> **Excerpted records**:
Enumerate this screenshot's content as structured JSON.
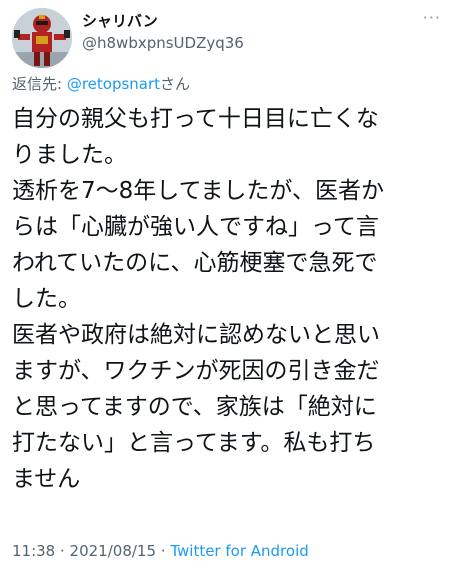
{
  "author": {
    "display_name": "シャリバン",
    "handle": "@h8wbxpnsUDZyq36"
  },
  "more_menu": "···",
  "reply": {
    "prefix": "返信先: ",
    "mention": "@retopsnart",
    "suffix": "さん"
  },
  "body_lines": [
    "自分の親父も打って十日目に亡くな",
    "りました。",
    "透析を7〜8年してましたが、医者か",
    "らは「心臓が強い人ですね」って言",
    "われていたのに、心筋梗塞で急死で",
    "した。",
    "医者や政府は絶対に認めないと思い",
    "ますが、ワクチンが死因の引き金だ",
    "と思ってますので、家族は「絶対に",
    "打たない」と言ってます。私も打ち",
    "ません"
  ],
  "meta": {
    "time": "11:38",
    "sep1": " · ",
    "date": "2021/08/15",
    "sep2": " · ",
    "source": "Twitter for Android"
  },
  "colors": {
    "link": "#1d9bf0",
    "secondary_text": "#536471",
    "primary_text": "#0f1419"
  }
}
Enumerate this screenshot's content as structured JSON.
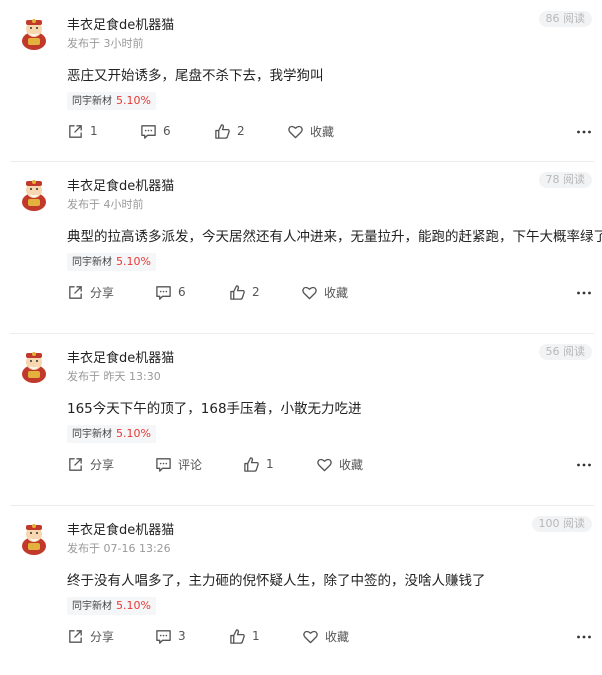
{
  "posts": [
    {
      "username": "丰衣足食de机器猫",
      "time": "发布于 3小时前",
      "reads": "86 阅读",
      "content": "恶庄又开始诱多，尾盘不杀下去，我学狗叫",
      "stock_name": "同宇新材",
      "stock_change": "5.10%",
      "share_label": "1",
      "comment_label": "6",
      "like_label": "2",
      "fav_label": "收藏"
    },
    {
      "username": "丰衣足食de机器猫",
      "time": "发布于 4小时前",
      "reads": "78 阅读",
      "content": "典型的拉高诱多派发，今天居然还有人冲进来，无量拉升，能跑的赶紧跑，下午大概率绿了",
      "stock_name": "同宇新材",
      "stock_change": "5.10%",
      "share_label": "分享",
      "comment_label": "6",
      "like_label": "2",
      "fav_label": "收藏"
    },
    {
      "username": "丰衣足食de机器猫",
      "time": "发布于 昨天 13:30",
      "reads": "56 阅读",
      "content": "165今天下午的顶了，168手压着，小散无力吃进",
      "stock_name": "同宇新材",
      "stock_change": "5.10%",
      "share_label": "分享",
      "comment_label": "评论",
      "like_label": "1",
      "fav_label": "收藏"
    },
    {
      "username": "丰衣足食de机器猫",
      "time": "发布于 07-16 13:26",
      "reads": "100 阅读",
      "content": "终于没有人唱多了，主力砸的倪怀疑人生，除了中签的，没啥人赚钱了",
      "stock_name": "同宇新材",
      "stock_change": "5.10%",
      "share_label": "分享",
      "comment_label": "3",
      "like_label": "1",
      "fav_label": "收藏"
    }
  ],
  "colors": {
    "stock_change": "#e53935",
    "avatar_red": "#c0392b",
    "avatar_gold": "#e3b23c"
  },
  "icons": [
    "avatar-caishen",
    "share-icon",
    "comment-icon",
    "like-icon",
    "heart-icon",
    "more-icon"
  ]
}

> **Exercise aim**:
Reproduce the entries above exactly. Do not include the images.

> **Result of the task**:
Enumerate this screenshot's content as structured JSON.
{
  "author": {
    "display_name": "シャリバン",
    "handle": "@h8wbxpnsUDZyq36"
  },
  "more_menu": "···",
  "reply": {
    "prefix": "返信先: ",
    "mention": "@retopsnart",
    "suffix": "さん"
  },
  "body_lines": [
    "自分の親父も打って十日目に亡くな",
    "りました。",
    "透析を7〜8年してましたが、医者か",
    "らは「心臓が強い人ですね」って言",
    "われていたのに、心筋梗塞で急死で",
    "した。",
    "医者や政府は絶対に認めないと思い",
    "ますが、ワクチンが死因の引き金だ",
    "と思ってますので、家族は「絶対に",
    "打たない」と言ってます。私も打ち",
    "ません"
  ],
  "meta": {
    "time": "11:38",
    "sep1": " · ",
    "date": "2021/08/15",
    "sep2": " · ",
    "source": "Twitter for Android"
  },
  "colors": {
    "link": "#1d9bf0",
    "secondary_text": "#536471",
    "primary_text": "#0f1419"
  }
}
Enumerate this screenshot's content as structured JSON.
{
  "posts": [
    {
      "username": "丰衣足食de机器猫",
      "time": "发布于 3小时前",
      "reads": "86 阅读",
      "content": "恶庄又开始诱多，尾盘不杀下去，我学狗叫",
      "stock_name": "同宇新材",
      "stock_change": "5.10%",
      "share_label": "1",
      "comment_label": "6",
      "like_label": "2",
      "fav_label": "收藏"
    },
    {
      "username": "丰衣足食de机器猫",
      "time": "发布于 4小时前",
      "reads": "78 阅读",
      "content": "典型的拉高诱多派发，今天居然还有人冲进来，无量拉升，能跑的赶紧跑，下午大概率绿了",
      "stock_name": "同宇新材",
      "stock_change": "5.10%",
      "share_label": "分享",
      "comment_label": "6",
      "like_label": "2",
      "fav_label": "收藏"
    },
    {
      "username": "丰衣足食de机器猫",
      "time": "发布于 昨天 13:30",
      "reads": "56 阅读",
      "content": "165今天下午的顶了，168手压着，小散无力吃进",
      "stock_name": "同宇新材",
      "stock_change": "5.10%",
      "share_label": "分享",
      "comment_label": "评论",
      "like_label": "1",
      "fav_label": "收藏"
    },
    {
      "username": "丰衣足食de机器猫",
      "time": "发布于 07-16 13:26",
      "reads": "100 阅读",
      "content": "终于没有人唱多了，主力砸的倪怀疑人生，除了中签的，没啥人赚钱了",
      "stock_name": "同宇新材",
      "stock_change": "5.10%",
      "share_label": "分享",
      "comment_label": "3",
      "like_label": "1",
      "fav_label": "收藏"
    }
  ],
  "colors": {
    "stock_change": "#e53935",
    "avatar_red": "#c0392b",
    "avatar_gold": "#e3b23c"
  },
  "icons": [
    "avatar-caishen",
    "share-icon",
    "comment-icon",
    "like-icon",
    "heart-icon",
    "more-icon"
  ]
}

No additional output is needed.